*Exercise brief*.
Check every line below for the word "della" and copy each one that has it.

[Records about charts and figures]
Start
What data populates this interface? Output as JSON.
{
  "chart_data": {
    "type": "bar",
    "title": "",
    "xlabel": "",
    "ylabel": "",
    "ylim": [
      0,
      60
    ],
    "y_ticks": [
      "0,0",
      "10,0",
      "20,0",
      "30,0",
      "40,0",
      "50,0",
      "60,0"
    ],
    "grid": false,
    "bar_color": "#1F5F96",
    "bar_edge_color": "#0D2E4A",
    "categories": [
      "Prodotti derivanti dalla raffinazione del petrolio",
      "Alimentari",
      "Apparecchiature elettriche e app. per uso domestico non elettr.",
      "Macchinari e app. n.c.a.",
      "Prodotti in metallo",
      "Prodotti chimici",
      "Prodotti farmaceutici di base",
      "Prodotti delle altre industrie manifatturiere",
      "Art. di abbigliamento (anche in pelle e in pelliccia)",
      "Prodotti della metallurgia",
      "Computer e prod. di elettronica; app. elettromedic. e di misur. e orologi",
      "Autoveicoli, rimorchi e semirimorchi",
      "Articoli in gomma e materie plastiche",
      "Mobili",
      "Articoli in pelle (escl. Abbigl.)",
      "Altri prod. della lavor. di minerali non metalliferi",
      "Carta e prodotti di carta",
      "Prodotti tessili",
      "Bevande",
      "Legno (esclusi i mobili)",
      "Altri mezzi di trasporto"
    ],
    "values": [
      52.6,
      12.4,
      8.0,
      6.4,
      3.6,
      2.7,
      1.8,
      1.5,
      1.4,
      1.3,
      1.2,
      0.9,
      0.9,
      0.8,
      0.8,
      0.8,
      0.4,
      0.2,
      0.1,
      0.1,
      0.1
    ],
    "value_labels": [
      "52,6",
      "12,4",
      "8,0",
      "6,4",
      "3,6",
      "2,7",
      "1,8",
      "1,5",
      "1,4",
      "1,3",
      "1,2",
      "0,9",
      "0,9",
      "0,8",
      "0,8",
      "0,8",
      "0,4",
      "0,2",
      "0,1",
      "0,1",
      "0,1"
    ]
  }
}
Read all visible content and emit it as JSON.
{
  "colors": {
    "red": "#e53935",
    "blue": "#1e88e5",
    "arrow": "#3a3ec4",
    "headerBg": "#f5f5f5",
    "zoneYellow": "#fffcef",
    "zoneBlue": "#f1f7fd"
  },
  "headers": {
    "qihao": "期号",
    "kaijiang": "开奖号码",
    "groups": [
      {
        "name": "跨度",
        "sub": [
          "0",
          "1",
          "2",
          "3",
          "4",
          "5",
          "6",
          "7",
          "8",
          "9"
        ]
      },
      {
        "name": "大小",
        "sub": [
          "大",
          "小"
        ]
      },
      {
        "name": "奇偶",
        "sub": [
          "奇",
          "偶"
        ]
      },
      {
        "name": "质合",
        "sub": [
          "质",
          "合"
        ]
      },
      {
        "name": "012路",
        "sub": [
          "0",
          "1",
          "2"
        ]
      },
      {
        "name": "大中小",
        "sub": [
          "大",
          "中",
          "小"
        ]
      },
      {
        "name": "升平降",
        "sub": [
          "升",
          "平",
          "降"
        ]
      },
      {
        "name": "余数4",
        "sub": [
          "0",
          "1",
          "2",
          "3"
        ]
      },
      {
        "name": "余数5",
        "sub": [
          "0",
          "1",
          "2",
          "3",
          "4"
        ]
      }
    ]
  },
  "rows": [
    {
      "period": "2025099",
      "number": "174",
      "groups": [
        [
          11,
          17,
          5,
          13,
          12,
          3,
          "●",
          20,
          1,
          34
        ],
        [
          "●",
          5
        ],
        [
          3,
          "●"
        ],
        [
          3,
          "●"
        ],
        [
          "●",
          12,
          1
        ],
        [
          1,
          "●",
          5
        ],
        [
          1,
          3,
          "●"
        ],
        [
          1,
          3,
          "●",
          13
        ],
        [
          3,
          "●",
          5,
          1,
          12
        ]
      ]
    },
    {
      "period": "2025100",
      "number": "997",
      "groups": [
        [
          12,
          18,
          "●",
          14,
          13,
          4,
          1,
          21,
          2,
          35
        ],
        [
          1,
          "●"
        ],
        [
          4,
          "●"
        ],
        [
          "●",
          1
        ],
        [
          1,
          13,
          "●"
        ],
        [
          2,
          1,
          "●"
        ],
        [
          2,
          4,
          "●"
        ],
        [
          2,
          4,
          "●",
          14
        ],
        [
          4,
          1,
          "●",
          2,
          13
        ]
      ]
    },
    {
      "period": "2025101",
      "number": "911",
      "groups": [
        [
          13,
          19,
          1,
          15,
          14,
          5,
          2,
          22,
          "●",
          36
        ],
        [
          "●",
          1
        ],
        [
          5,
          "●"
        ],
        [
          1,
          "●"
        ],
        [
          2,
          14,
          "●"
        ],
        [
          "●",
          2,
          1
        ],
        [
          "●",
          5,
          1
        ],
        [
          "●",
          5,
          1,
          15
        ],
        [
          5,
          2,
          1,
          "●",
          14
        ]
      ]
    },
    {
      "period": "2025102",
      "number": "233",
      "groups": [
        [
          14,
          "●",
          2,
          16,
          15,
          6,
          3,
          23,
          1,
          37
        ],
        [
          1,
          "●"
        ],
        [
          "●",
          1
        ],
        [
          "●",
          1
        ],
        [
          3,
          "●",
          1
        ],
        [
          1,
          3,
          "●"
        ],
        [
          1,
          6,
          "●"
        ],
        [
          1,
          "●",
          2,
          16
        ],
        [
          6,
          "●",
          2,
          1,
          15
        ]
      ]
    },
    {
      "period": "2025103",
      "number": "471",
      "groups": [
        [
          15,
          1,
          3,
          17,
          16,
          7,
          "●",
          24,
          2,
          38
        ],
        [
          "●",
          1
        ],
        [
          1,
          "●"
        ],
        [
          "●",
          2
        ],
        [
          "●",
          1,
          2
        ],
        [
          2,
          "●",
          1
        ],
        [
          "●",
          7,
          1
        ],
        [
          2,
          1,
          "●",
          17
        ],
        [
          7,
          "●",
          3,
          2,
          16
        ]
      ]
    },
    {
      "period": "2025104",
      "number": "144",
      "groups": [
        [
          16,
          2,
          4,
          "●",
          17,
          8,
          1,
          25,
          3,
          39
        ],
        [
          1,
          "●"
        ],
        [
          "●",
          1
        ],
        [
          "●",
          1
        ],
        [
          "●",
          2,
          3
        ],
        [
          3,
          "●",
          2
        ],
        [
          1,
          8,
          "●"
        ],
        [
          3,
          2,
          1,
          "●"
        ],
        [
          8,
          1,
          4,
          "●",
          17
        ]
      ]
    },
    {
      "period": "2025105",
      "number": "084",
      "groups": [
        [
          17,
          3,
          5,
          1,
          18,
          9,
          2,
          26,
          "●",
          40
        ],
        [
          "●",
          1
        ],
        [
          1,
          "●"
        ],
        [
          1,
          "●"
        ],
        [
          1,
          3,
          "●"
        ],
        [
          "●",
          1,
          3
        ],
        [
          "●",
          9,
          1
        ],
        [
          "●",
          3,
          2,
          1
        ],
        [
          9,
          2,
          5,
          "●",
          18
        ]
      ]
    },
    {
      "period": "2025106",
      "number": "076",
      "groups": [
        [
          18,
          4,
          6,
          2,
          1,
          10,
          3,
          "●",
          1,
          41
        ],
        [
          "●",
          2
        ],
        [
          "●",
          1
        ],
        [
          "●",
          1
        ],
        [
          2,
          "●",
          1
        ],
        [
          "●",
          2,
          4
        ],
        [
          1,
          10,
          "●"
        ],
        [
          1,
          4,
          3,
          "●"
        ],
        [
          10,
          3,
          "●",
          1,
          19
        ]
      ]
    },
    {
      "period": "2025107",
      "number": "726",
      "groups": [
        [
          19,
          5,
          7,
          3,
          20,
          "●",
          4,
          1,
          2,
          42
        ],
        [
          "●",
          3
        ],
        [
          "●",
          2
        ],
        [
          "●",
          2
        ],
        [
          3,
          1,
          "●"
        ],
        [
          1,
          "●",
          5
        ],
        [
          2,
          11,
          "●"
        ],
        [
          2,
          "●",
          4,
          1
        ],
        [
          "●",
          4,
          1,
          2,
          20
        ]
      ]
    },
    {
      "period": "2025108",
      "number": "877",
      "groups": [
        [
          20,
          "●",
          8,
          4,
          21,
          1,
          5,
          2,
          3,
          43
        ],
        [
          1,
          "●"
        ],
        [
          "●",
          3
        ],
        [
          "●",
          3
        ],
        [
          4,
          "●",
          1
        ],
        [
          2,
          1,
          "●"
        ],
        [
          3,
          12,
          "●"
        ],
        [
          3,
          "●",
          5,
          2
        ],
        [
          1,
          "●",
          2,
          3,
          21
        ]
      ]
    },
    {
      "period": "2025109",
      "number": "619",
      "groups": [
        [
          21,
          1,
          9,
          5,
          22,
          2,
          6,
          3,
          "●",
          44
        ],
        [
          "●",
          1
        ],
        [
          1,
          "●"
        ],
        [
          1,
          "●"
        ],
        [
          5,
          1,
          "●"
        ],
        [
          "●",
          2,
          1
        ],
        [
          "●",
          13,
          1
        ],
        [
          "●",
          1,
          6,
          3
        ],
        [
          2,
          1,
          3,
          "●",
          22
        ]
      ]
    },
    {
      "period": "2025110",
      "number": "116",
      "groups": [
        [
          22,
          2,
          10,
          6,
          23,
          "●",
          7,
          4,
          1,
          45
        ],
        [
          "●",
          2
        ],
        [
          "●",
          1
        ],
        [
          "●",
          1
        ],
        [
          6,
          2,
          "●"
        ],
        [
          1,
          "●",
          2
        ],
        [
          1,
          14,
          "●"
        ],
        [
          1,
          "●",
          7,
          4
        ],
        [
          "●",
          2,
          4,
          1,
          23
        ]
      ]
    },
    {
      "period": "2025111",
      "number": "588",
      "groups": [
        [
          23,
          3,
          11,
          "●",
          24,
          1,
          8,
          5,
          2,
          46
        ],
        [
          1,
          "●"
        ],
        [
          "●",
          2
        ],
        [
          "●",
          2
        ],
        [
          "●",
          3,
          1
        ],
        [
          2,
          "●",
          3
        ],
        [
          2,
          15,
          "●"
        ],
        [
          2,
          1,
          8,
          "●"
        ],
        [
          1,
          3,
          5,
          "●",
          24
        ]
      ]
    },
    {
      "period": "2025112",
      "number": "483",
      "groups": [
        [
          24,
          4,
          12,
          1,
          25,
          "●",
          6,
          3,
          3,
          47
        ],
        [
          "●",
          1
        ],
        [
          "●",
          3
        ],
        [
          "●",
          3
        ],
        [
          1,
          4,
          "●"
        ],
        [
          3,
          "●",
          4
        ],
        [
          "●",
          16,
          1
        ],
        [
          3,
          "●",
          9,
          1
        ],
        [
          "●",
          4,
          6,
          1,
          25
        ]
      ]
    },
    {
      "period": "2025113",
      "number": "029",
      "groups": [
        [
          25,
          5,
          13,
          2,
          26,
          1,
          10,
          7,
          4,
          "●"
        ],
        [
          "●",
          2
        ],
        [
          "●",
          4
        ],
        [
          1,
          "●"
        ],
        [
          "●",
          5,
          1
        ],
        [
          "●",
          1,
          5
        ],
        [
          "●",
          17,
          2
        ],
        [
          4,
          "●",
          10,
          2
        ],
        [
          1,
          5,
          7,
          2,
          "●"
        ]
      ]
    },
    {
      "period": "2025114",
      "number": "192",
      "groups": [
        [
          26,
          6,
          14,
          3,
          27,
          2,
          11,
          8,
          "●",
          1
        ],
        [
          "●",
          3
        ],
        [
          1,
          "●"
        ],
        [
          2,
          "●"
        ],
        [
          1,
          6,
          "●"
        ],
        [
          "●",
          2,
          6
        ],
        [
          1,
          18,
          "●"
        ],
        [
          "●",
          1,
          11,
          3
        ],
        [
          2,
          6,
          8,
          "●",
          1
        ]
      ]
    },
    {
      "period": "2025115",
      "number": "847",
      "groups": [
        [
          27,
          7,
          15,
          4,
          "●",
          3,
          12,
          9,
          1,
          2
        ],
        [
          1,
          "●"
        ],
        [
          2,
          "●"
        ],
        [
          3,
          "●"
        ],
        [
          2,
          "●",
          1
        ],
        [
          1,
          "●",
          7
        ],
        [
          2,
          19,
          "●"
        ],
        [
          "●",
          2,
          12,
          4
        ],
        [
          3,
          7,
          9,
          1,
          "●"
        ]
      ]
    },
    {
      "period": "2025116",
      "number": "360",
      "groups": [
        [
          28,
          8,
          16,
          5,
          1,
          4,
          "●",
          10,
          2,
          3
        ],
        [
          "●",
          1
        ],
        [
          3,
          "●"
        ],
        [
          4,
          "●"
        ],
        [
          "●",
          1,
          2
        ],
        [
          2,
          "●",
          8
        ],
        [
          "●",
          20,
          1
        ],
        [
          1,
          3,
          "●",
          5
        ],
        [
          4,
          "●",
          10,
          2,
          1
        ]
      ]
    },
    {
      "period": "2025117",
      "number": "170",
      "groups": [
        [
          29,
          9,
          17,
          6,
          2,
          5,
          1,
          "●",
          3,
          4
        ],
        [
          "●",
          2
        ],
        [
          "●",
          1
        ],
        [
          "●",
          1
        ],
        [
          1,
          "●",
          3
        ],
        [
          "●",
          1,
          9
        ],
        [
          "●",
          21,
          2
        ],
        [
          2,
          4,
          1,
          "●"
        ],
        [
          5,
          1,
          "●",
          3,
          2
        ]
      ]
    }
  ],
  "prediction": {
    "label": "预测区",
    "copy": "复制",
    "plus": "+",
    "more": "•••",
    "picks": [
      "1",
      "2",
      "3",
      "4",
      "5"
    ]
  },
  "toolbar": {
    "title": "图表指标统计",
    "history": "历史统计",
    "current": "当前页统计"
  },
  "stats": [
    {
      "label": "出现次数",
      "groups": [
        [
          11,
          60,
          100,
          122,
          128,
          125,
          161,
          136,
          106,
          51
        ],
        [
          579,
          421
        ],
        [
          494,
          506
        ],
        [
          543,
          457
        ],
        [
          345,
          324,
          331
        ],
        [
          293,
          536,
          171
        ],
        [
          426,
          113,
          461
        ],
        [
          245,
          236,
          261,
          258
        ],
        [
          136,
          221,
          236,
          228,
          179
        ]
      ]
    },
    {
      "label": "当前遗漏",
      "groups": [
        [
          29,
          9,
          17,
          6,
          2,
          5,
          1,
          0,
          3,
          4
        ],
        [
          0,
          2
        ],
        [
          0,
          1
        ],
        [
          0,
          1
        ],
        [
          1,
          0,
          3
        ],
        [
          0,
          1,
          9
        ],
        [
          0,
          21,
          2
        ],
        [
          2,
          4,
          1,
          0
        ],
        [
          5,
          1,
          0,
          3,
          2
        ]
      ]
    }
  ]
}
End
*Result below*.
      "Prodotti della metallurgia",
      "Altri prod. della lavor. di minerali non metalliferi",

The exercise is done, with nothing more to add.